----- SOURCE DATA -----
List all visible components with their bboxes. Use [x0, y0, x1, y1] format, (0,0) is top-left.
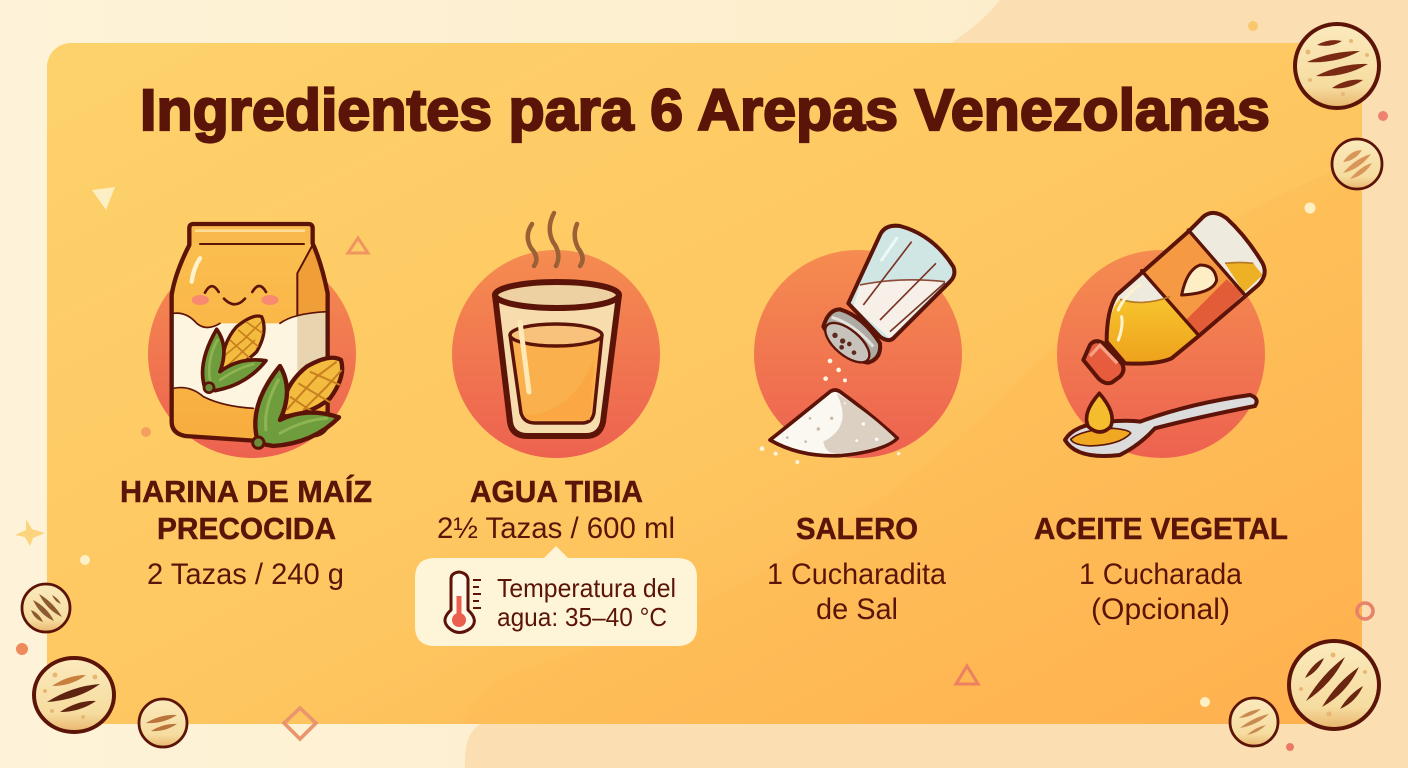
steam: [528, 213, 583, 266]
bottle cap: [1083, 341, 1123, 383]
salt pile: [770, 390, 897, 456]
icon: salt shaker: [760, 226, 954, 464]
ingredient 1 text: 2 Tazas / 240 g: [147, 558, 344, 591]
arepa top right large: [1295, 24, 1379, 108]
icon: oil bottle and spoon: [1065, 213, 1265, 456]
ingredient 3 text: [767, 511, 946, 626]
arepa left small: [22, 584, 70, 632]
ingredient 2 text: [437, 474, 675, 545]
ingredient 3 text: 1 Cucharadita: [767, 558, 946, 591]
arepa bottom right small: [1230, 698, 1278, 746]
ingredient 4 text: ACEITE VEGETAL: [1034, 511, 1288, 546]
ingredient 3 text: de Sal: [816, 593, 898, 626]
ingredient 2 text: 2½ Tazas / 600 ml: [437, 512, 675, 545]
ingredient 4 text: 1 Cucharada: [1079, 558, 1242, 591]
arepa right medium: [1332, 139, 1382, 189]
circle backdrops: [148, 250, 1265, 458]
spoon: [1065, 393, 1257, 456]
arepa bottom left large: [34, 658, 114, 732]
ingredient 1 text: HARINA DE MAÍZ: [120, 474, 372, 509]
ingredient 4 text: (Opcional): [1091, 593, 1230, 626]
icon: thermometer: [445, 572, 481, 632]
ingredient 2 text: AGUA TIBIA: [470, 474, 643, 509]
ingredient 3 text: SALERO: [796, 511, 918, 546]
callout: water temperature: agua: 35–40 °C: [497, 602, 667, 632]
callout: water temperature: Temperatura del: [497, 573, 676, 603]
arepa bottom small: [139, 699, 187, 747]
icon: small corn: [203, 316, 266, 393]
callout: water temperature: [415, 546, 697, 646]
shaker cap: [819, 309, 880, 369]
icon: corn flour bag: [172, 224, 342, 448]
icon: steaming glass of water: [495, 213, 619, 436]
icon: large corn: [253, 358, 342, 448]
ingredient 4 text: [1034, 511, 1288, 626]
arepa bottom right large: [1289, 641, 1379, 729]
ingredient 1 text: [120, 474, 372, 591]
title: Ingredientes para 6 Arepas Venezolanas: [140, 78, 1270, 143]
ingredient 1 text: PRECOCIDA: [157, 511, 336, 546]
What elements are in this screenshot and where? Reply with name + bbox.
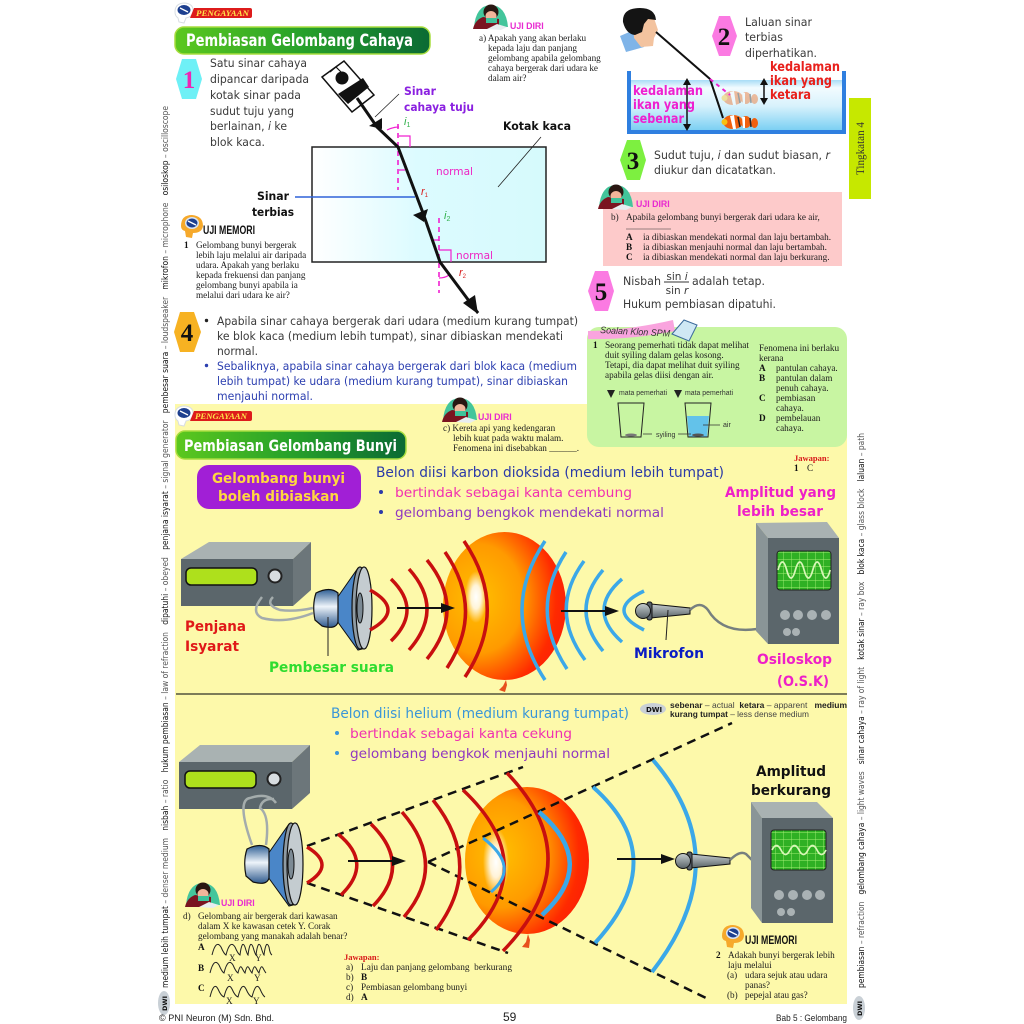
-----
> **AIM OF THE EXERCISE**:
Swap "icon" for "symbol" in the lines from the one containing "steam: [528, 213, 583, 266]" through the one containing "arepa left small: [22, 584, 70, 632]", and write out only those lines with nothing else changed.

> **SOLUTION**:
steam: [528, 213, 583, 266]
bottle cap: [1083, 341, 1123, 383]
salt pile: [770, 390, 897, 456]
symbol: salt shaker: [760, 226, 954, 464]
ingredient 1 text: 2 Tazas / 240 g: [147, 558, 344, 591]
arepa top right large: [1295, 24, 1379, 108]
symbol: oil bottle and spoon: [1065, 213, 1265, 456]
ingredient 3 text: [767, 511, 946, 626]
arepa left small: [22, 584, 70, 632]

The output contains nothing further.